*** Opening of EXERCISE MATERIAL ***
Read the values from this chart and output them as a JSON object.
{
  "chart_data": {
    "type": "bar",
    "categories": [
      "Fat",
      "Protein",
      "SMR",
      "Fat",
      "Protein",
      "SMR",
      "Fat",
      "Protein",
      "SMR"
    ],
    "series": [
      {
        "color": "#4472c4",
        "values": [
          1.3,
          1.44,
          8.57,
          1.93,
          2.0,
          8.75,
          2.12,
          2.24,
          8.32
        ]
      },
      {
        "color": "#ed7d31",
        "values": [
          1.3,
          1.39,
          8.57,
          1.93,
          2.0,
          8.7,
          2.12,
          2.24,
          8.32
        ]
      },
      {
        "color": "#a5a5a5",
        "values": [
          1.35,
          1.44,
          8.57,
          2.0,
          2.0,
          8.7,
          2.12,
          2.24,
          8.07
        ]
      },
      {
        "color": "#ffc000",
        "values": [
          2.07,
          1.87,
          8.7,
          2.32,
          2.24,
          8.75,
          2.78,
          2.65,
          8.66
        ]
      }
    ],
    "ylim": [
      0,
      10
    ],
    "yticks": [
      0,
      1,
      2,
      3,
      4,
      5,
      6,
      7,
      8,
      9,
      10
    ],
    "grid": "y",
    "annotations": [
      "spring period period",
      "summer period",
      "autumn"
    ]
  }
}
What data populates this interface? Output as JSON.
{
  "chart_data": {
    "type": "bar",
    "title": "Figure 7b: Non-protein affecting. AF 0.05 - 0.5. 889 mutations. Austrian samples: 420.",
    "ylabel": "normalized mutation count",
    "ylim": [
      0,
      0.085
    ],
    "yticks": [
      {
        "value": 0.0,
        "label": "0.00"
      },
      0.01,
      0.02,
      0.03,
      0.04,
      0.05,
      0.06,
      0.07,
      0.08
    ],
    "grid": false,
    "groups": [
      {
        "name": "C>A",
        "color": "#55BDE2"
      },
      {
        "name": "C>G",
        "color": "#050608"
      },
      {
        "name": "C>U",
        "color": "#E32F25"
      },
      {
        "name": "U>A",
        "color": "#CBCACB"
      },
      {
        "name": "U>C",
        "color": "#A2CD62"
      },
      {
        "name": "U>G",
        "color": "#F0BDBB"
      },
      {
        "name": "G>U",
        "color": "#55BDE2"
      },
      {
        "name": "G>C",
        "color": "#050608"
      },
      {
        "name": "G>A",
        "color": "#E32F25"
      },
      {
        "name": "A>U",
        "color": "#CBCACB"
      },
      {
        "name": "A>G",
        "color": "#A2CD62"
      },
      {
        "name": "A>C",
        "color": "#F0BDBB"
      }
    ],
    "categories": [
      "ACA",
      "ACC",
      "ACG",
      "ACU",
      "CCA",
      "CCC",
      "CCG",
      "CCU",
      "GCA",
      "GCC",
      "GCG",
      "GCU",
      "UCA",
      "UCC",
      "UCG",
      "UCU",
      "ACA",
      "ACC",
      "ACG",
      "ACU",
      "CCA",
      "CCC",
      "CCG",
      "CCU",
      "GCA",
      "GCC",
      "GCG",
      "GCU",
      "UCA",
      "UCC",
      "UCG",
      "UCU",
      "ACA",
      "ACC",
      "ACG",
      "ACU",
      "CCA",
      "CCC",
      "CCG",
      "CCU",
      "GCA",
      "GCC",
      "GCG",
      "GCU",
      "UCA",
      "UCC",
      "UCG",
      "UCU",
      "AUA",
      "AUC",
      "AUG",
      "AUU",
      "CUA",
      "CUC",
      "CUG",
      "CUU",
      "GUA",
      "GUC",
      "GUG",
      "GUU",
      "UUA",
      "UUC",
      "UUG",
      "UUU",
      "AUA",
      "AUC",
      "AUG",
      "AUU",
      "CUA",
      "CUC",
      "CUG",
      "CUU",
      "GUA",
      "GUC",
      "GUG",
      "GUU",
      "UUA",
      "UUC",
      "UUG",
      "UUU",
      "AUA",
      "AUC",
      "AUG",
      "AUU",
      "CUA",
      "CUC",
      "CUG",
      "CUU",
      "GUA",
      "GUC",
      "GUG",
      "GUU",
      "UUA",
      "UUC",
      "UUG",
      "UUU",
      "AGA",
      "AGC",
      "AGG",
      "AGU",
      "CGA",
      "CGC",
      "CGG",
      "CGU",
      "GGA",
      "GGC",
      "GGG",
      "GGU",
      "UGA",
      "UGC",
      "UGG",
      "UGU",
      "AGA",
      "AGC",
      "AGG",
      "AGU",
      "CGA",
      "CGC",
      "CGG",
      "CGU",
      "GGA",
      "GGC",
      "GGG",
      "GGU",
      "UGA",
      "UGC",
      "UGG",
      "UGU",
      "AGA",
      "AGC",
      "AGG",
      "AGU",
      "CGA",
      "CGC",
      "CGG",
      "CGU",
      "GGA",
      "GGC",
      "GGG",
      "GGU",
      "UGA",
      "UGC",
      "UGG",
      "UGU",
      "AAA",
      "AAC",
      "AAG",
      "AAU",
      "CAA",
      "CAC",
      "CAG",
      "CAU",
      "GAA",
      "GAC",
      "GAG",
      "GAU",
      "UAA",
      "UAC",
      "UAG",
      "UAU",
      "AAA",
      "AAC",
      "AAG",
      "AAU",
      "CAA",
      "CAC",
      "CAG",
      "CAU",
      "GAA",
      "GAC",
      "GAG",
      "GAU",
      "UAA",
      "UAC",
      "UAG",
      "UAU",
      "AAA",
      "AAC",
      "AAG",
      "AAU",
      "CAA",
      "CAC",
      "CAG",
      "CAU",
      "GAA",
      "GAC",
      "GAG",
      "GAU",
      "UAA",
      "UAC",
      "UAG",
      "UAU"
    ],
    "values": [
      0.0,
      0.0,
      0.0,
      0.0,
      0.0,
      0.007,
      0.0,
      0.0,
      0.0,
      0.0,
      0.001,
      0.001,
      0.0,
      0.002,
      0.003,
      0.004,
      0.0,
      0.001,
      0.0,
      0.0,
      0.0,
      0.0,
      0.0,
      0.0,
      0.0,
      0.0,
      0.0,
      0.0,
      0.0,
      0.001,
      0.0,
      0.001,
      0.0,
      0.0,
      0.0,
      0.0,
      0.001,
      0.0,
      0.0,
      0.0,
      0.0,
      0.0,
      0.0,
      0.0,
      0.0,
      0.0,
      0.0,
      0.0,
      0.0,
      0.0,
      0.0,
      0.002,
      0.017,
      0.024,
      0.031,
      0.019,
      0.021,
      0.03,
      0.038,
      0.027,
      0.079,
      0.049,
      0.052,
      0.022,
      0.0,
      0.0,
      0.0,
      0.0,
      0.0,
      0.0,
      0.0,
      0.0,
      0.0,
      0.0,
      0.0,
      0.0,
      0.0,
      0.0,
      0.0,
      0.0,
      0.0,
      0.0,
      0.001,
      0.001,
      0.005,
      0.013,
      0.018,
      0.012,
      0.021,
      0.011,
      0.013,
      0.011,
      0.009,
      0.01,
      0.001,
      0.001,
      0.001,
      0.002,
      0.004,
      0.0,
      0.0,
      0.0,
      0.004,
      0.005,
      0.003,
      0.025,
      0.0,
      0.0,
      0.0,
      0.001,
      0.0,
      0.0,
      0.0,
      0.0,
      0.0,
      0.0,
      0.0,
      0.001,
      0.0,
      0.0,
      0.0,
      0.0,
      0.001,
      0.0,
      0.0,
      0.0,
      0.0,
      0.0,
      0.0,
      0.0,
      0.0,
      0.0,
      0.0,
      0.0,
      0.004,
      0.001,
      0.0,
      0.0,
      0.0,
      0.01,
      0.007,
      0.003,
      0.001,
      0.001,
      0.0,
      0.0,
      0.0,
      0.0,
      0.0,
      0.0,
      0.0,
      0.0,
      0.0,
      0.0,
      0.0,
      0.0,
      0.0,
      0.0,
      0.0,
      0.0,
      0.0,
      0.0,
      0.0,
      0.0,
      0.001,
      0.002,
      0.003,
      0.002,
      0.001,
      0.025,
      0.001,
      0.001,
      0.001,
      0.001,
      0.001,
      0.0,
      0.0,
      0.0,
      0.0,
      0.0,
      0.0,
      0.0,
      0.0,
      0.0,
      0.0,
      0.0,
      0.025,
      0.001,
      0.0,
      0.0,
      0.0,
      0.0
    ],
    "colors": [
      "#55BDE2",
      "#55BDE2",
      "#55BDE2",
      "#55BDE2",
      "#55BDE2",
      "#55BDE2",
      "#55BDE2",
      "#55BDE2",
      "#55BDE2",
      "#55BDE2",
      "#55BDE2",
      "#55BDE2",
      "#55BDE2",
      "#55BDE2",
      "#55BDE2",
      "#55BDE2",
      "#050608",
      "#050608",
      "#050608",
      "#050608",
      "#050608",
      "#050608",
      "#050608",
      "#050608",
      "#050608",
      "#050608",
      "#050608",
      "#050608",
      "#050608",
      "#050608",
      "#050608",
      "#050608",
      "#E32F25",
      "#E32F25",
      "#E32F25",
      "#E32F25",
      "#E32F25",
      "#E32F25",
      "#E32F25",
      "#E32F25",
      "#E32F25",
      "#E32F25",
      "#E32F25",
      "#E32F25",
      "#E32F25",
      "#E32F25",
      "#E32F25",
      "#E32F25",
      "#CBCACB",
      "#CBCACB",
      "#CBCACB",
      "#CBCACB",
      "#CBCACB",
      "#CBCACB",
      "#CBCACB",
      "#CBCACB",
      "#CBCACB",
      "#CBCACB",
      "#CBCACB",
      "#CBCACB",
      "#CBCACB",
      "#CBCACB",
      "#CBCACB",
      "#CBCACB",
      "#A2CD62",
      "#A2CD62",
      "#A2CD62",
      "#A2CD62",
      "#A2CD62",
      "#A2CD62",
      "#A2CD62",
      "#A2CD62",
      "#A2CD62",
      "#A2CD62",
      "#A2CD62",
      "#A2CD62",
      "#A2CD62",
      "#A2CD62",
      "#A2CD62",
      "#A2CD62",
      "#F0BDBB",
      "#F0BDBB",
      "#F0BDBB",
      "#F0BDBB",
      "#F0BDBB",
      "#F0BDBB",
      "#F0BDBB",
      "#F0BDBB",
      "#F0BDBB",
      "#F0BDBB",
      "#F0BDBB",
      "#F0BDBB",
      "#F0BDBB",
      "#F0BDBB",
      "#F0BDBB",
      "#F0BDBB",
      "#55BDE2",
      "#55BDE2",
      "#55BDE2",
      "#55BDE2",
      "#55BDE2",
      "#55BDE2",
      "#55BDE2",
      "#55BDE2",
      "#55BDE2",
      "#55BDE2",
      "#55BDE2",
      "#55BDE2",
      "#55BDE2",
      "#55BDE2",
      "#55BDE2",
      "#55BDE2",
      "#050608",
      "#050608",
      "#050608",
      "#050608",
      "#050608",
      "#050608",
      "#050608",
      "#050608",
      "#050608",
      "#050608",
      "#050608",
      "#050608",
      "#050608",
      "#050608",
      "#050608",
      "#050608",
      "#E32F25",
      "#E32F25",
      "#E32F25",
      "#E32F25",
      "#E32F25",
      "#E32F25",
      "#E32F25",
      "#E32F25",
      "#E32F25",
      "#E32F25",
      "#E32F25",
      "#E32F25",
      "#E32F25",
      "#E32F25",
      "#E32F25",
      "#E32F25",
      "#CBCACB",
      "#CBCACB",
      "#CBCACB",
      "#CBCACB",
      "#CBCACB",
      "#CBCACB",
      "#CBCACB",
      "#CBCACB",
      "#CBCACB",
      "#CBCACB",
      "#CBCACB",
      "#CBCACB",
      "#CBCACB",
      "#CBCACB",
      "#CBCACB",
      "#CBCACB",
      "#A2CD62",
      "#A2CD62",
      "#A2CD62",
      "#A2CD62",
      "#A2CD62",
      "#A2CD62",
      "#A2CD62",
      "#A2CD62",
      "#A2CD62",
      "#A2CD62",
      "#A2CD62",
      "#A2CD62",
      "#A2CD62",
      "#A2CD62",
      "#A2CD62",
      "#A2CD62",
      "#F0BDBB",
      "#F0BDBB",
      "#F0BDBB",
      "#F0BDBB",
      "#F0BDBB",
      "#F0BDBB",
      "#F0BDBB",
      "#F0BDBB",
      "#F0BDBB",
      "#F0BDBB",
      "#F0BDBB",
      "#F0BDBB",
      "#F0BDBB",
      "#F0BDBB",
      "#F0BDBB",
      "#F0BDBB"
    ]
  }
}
*** Close of EXERCISE MATERIAL ***
### REQUIRED ACTION
For the listing above, say how many lines hold the word "JSON". Nothing but the number is needed.

### ANSWER SPACE
2